Stored items:
■ ■ ■ ■ ■

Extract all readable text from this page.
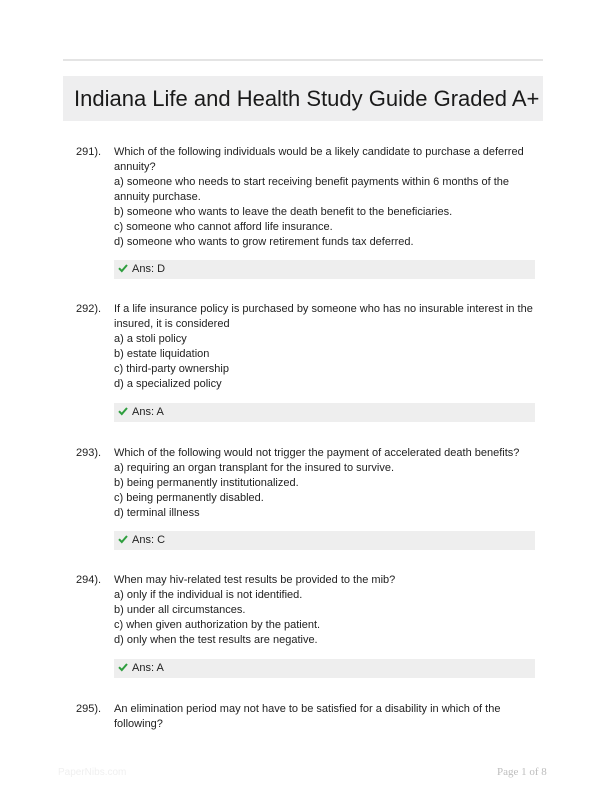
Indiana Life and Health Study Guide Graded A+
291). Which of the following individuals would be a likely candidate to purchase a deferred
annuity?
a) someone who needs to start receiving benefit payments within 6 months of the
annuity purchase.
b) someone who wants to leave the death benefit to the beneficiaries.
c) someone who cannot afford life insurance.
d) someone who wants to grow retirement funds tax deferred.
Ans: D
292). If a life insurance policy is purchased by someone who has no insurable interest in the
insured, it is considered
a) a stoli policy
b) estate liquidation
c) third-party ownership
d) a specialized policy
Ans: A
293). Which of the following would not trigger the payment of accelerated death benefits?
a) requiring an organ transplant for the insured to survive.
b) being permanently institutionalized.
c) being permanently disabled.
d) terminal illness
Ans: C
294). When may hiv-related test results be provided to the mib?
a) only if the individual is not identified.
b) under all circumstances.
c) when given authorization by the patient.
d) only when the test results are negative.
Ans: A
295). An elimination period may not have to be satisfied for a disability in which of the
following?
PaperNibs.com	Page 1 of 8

■ ■ ■ ■ ■

● **Exercise requirements**
Among the entries above, how many lines hold the string "death"? Respond with nothing but the number.

● **Task output**
2